:: Records for processing ::

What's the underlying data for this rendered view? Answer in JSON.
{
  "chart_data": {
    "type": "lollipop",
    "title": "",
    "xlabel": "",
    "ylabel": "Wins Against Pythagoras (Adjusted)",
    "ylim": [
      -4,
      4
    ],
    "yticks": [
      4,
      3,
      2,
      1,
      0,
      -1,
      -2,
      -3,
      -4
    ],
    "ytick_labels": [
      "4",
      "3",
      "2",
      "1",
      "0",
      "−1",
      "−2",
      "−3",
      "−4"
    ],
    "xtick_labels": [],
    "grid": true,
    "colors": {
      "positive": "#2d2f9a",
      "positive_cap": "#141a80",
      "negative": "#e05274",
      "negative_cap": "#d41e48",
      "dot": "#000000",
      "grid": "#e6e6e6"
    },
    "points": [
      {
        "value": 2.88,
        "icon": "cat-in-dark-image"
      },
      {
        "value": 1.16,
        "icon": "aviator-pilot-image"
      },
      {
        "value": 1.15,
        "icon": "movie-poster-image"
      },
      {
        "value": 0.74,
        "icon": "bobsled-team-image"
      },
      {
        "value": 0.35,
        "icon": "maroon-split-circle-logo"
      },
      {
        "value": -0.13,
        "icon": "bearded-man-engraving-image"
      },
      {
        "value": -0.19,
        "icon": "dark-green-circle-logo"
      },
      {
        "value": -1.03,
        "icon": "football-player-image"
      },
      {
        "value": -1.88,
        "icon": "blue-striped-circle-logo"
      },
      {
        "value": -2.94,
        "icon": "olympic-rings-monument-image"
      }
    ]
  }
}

...

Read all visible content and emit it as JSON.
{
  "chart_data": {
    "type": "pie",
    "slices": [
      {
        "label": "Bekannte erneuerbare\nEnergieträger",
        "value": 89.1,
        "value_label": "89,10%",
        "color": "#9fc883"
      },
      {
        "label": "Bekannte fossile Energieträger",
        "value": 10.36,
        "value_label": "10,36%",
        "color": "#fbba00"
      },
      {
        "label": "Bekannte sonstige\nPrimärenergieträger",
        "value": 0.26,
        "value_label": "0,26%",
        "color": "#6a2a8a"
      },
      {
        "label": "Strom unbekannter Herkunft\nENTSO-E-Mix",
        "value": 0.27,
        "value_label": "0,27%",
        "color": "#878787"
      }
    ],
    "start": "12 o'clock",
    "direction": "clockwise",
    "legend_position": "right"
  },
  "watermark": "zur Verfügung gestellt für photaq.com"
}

---

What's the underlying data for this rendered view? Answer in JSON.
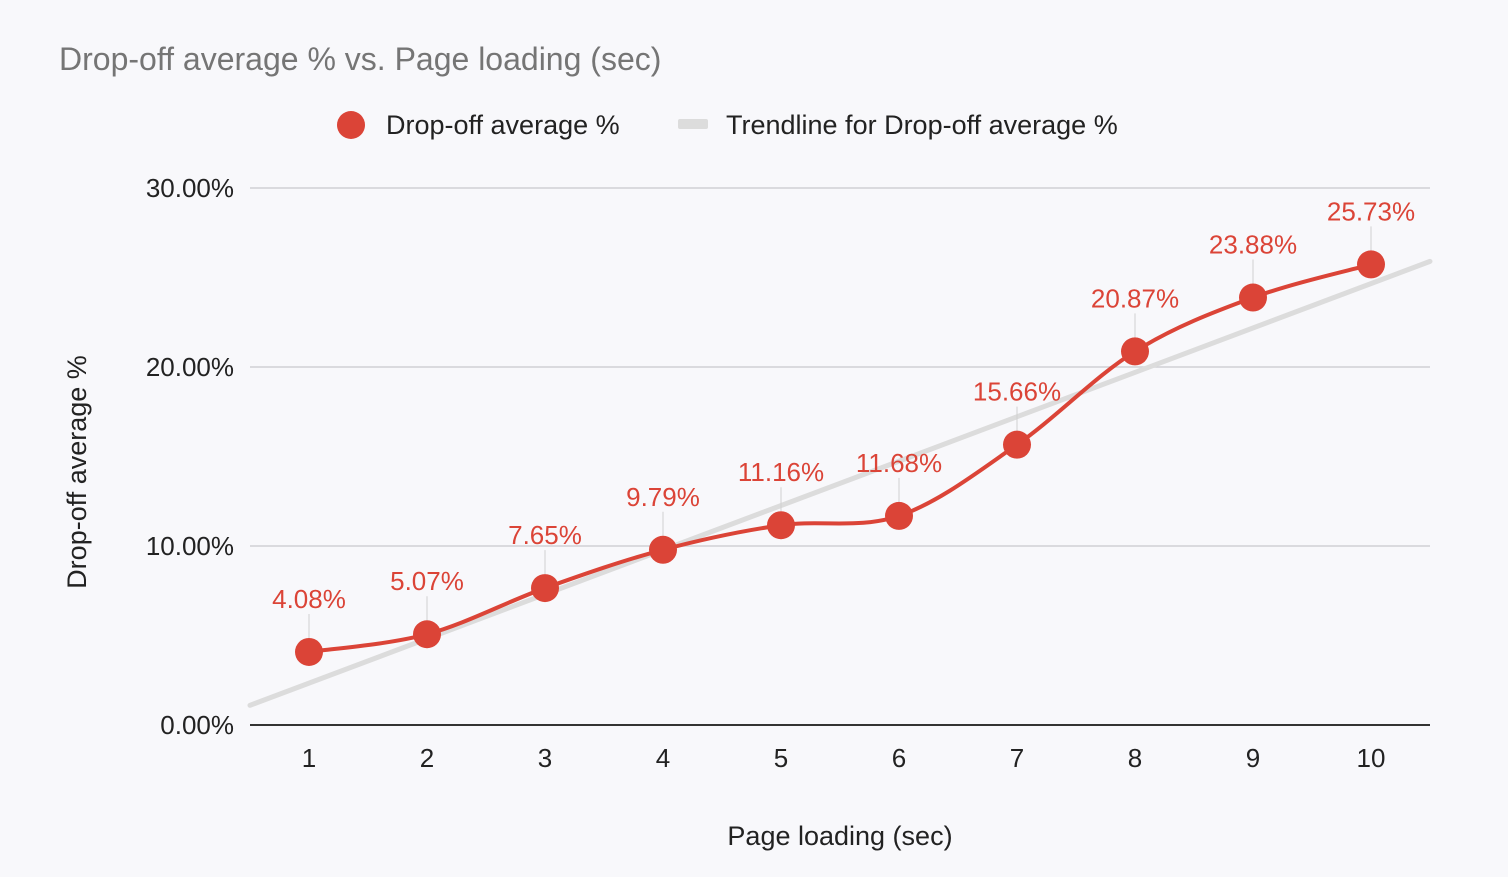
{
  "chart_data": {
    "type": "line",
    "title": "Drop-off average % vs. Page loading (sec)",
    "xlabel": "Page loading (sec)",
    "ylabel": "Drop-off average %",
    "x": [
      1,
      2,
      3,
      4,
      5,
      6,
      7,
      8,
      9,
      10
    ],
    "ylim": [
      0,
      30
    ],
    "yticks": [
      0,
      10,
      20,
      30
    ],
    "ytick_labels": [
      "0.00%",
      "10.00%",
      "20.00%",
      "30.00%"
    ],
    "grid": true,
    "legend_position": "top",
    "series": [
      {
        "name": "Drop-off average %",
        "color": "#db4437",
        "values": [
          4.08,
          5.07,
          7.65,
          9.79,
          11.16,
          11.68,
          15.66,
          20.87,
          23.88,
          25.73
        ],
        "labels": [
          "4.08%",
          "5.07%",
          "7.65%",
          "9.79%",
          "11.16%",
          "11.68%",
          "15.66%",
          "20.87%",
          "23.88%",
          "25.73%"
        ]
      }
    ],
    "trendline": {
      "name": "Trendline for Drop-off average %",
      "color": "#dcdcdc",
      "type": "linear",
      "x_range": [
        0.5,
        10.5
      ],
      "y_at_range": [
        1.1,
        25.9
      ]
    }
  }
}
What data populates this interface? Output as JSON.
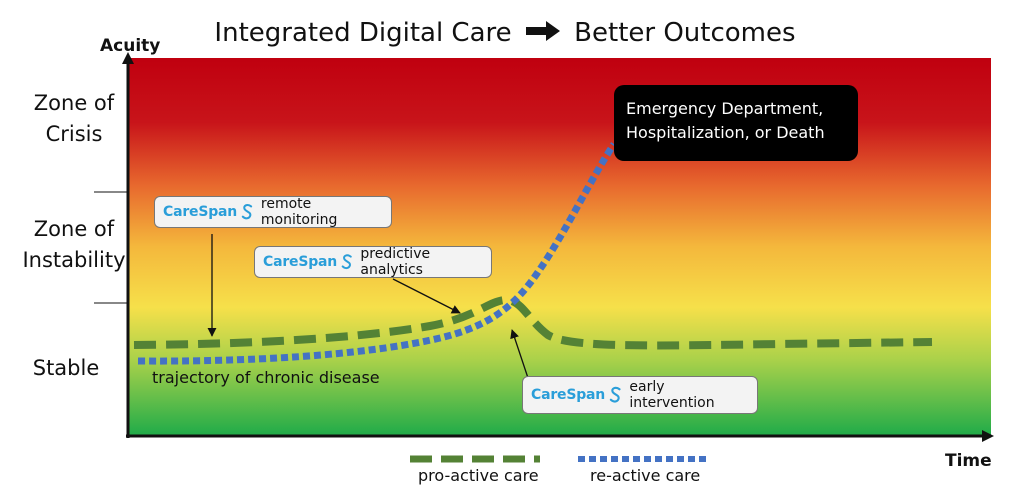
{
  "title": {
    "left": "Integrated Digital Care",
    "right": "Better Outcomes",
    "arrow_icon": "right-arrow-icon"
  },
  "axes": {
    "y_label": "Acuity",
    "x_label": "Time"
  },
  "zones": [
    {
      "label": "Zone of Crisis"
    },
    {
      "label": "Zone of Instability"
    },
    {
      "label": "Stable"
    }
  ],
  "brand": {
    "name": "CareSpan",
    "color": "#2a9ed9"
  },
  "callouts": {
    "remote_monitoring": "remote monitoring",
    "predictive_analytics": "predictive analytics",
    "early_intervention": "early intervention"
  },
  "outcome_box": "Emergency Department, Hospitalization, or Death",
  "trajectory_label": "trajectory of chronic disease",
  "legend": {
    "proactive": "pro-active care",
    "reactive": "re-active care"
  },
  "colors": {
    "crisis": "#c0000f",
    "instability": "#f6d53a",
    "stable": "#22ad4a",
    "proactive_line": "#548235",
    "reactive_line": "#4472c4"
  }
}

:: What is asked ::
Which lines contain the word "type"? Copy each one.

:: Reply ::
    "type": "lollipop",
    "type": "pie",
    "type": "line",
      "type": "linear",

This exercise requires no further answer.